WHAT YOU WILL DO: Give all of the lines again exactly as they read.

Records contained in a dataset
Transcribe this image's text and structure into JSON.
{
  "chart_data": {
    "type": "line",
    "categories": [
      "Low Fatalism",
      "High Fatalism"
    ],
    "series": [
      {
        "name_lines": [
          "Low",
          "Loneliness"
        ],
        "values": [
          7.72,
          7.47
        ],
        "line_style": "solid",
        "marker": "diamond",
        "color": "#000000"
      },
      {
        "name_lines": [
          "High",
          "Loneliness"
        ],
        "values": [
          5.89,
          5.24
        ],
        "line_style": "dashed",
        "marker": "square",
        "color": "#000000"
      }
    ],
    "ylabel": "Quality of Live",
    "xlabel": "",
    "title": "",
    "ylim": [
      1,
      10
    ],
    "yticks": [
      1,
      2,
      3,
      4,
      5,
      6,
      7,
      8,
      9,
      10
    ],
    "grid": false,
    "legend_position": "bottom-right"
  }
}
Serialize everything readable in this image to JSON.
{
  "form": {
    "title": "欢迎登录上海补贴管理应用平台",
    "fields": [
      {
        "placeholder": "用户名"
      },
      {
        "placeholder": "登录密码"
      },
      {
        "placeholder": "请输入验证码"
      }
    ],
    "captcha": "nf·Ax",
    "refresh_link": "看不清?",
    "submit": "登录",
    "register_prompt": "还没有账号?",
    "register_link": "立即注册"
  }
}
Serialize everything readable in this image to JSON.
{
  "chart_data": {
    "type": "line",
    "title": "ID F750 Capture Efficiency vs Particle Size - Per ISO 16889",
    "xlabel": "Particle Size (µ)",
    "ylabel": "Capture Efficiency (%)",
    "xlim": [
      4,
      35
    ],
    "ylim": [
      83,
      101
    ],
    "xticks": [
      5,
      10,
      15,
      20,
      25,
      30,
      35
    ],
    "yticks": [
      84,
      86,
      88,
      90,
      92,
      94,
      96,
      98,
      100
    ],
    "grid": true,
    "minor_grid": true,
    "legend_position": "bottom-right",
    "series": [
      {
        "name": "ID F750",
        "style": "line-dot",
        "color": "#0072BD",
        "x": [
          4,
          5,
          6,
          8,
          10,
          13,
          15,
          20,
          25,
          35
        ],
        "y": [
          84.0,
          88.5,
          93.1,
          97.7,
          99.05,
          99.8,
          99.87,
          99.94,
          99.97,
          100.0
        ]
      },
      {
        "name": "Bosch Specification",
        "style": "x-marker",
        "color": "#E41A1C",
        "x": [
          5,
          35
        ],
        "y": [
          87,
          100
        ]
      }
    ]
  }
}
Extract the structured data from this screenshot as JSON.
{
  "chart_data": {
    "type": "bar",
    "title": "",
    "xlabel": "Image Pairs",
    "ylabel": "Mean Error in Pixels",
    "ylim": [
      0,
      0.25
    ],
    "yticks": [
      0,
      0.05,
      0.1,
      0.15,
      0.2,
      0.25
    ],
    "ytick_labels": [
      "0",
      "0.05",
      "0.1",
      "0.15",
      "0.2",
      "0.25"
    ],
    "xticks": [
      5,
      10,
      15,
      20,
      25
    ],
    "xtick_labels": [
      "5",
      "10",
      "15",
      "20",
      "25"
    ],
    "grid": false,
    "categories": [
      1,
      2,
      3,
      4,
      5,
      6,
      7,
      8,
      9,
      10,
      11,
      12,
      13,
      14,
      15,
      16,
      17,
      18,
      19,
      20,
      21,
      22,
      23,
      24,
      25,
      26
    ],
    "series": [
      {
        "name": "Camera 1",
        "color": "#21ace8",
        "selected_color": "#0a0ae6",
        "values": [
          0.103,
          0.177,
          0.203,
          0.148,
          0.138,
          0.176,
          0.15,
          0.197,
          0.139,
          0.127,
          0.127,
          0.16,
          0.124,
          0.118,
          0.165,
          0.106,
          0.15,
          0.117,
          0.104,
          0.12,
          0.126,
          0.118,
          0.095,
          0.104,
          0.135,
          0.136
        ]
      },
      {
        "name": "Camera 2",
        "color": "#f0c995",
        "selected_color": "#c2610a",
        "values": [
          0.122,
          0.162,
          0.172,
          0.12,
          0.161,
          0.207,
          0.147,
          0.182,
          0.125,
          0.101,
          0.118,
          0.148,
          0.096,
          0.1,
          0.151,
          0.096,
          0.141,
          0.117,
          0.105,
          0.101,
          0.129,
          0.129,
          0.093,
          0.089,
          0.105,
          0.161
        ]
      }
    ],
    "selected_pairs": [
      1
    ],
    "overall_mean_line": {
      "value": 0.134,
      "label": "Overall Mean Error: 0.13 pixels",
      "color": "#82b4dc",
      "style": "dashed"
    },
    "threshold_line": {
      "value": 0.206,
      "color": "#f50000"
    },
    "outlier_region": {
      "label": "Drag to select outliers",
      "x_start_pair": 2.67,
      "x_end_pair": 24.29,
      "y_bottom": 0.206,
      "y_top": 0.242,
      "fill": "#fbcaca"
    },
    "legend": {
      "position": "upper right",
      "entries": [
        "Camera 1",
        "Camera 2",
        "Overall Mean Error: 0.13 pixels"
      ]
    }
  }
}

TASK ANSWER:
Transcribe this image's text and structure into JSON.
{
  "chart_data": {
    "type": "line",
    "categories": [
      "Low Fatalism",
      "High Fatalism"
    ],
    "series": [
      {
        "name_lines": [
          "Low",
          "Loneliness"
        ],
        "values": [
          7.72,
          7.47
        ],
        "line_style": "solid",
        "marker": "diamond",
        "color": "#000000"
      },
      {
        "name_lines": [
          "High",
          "Loneliness"
        ],
        "values": [
          5.89,
          5.24
        ],
        "line_style": "dashed",
        "marker": "square",
        "color": "#000000"
      }
    ],
    "ylabel": "Quality of Live",
    "xlabel": "",
    "title": "",
    "ylim": [
      1,
      10
    ],
    "yticks": [
      1,
      2,
      3,
      4,
      5,
      6,
      7,
      8,
      9,
      10
    ],
    "grid": false,
    "legend_position": "bottom-right"
  }
}
Serialize everything readable in this image to JSON.
{
  "form": {
    "title": "欢迎登录上海补贴管理应用平台",
    "fields": [
      {
        "placeholder": "用户名"
      },
      {
        "placeholder": "登录密码"
      },
      {
        "placeholder": "请输入验证码"
      }
    ],
    "captcha": "nf·Ax",
    "refresh_link": "看不清?",
    "submit": "登录",
    "register_prompt": "还没有账号?",
    "register_link": "立即注册"
  }
}
Serialize everything readable in this image to JSON.
{
  "chart_data": {
    "type": "line",
    "title": "ID F750 Capture Efficiency vs Particle Size - Per ISO 16889",
    "xlabel": "Particle Size (µ)",
    "ylabel": "Capture Efficiency (%)",
    "xlim": [
      4,
      35
    ],
    "ylim": [
      83,
      101
    ],
    "xticks": [
      5,
      10,
      15,
      20,
      25,
      30,
      35
    ],
    "yticks": [
      84,
      86,
      88,
      90,
      92,
      94,
      96,
      98,
      100
    ],
    "grid": true,
    "minor_grid": true,
    "legend_position": "bottom-right",
    "series": [
      {
        "name": "ID F750",
        "style": "line-dot",
        "color": "#0072BD",
        "x": [
          4,
          5,
          6,
          8,
          10,
          13,
          15,
          20,
          25,
          35
        ],
        "y": [
          84.0,
          88.5,
          93.1,
          97.7,
          99.05,
          99.8,
          99.87,
          99.94,
          99.97,
          100.0
        ]
      },
      {
        "name": "Bosch Specification",
        "style": "x-marker",
        "color": "#E41A1C",
        "x": [
          5,
          35
        ],
        "y": [
          87,
          100
        ]
      }
    ]
  }
}
Extract the structured data from this screenshot as JSON.
{
  "chart_data": {
    "type": "bar",
    "title": "",
    "xlabel": "Image Pairs",
    "ylabel": "Mean Error in Pixels",
    "ylim": [
      0,
      0.25
    ],
    "yticks": [
      0,
      0.05,
      0.1,
      0.15,
      0.2,
      0.25
    ],
    "ytick_labels": [
      "0",
      "0.05",
      "0.1",
      "0.15",
      "0.2",
      "0.25"
    ],
    "xticks": [
      5,
      10,
      15,
      20,
      25
    ],
    "xtick_labels": [
      "5",
      "10",
      "15",
      "20",
      "25"
    ],
    "grid": false,
    "categories": [
      1,
      2,
      3,
      4,
      5,
      6,
      7,
      8,
      9,
      10,
      11,
      12,
      13,
      14,
      15,
      16,
      17,
      18,
      19,
      20,
      21,
      22,
      23,
      24,
      25,
      26
    ],
    "series": [
      {
        "name": "Camera 1",
        "color": "#21ace8",
        "selected_color": "#0a0ae6",
        "values": [
          0.103,
          0.177,
          0.203,
          0.148,
          0.138,
          0.176,
          0.15,
          0.197,
          0.139,
          0.127,
          0.127,
          0.16,
          0.124,
          0.118,
          0.165,
          0.106,
          0.15,
          0.117,
          0.104,
          0.12,
          0.126,
          0.118,
          0.095,
          0.104,
          0.135,
          0.136
        ]
      },
      {
        "name": "Camera 2",
        "color": "#f0c995",
        "selected_color": "#c2610a",
        "values": [
          0.122,
          0.162,
          0.172,
          0.12,
          0.161,
          0.207,
          0.147,
          0.182,
          0.125,
          0.101,
          0.118,
          0.148,
          0.096,
          0.1,
          0.151,
          0.096,
          0.141,
          0.117,
          0.105,
          0.101,
          0.129,
          0.129,
          0.093,
          0.089,
          0.105,
          0.161
        ]
      }
    ],
    "selected_pairs": [
      1
    ],
    "overall_mean_line": {
      "value": 0.134,
      "label": "Overall Mean Error: 0.13 pixels",
      "color": "#82b4dc",
      "style": "dashed"
    },
    "threshold_line": {
      "value": 0.206,
      "color": "#f50000"
    },
    "outlier_region": {
      "label": "Drag to select outliers",
      "x_start_pair": 2.67,
      "x_end_pair": 24.29,
      "y_bottom": 0.206,
      "y_top": 0.242,
      "fill": "#fbcaca"
    },
    "legend": {
      "position": "upper right",
      "entries": [
        "Camera 1",
        "Camera 2",
        "Overall Mean Error: 0.13 pixels"
      ]
    }
  }
}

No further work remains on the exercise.